→ To be done: Return nothing but the lines from the line containing "Read out every word on this page." through the last line of the records, reproduced exactly.

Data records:
——

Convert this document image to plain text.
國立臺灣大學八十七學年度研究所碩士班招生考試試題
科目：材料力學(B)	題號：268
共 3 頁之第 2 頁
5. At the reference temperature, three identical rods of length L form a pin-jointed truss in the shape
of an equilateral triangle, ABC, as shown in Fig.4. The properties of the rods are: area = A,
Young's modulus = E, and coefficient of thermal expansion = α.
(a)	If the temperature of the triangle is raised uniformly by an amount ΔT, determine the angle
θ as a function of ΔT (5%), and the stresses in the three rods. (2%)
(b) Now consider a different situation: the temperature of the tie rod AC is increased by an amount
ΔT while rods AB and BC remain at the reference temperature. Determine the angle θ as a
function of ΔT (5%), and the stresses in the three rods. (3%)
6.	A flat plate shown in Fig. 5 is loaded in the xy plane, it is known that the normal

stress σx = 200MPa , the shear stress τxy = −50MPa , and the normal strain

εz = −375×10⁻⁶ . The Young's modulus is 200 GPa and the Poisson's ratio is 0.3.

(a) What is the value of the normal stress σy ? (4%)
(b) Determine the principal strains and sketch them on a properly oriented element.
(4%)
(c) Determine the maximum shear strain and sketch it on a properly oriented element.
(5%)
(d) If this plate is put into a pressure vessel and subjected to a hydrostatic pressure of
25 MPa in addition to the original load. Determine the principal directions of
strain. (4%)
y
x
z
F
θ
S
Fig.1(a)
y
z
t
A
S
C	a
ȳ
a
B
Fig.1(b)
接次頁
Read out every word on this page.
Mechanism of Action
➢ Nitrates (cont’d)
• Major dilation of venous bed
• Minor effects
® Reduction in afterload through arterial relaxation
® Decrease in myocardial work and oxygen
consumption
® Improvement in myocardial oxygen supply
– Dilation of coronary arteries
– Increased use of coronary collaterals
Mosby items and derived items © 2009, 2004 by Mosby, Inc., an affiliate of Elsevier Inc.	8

——

→ Response:
Read out every word on this page.
Mechanism of Action
➢ Nitrates (cont’d)
• Major dilation of venous bed
• Minor effects
® Reduction in afterload through arterial relaxation
® Decrease in myocardial work and oxygen
consumption
® Improvement in myocardial oxygen supply
– Dilation of coronary arteries
– Increased use of coronary collaterals
Mosby items and derived items © 2009, 2004 by Mosby, Inc., an affiliate of Elsevier Inc.	8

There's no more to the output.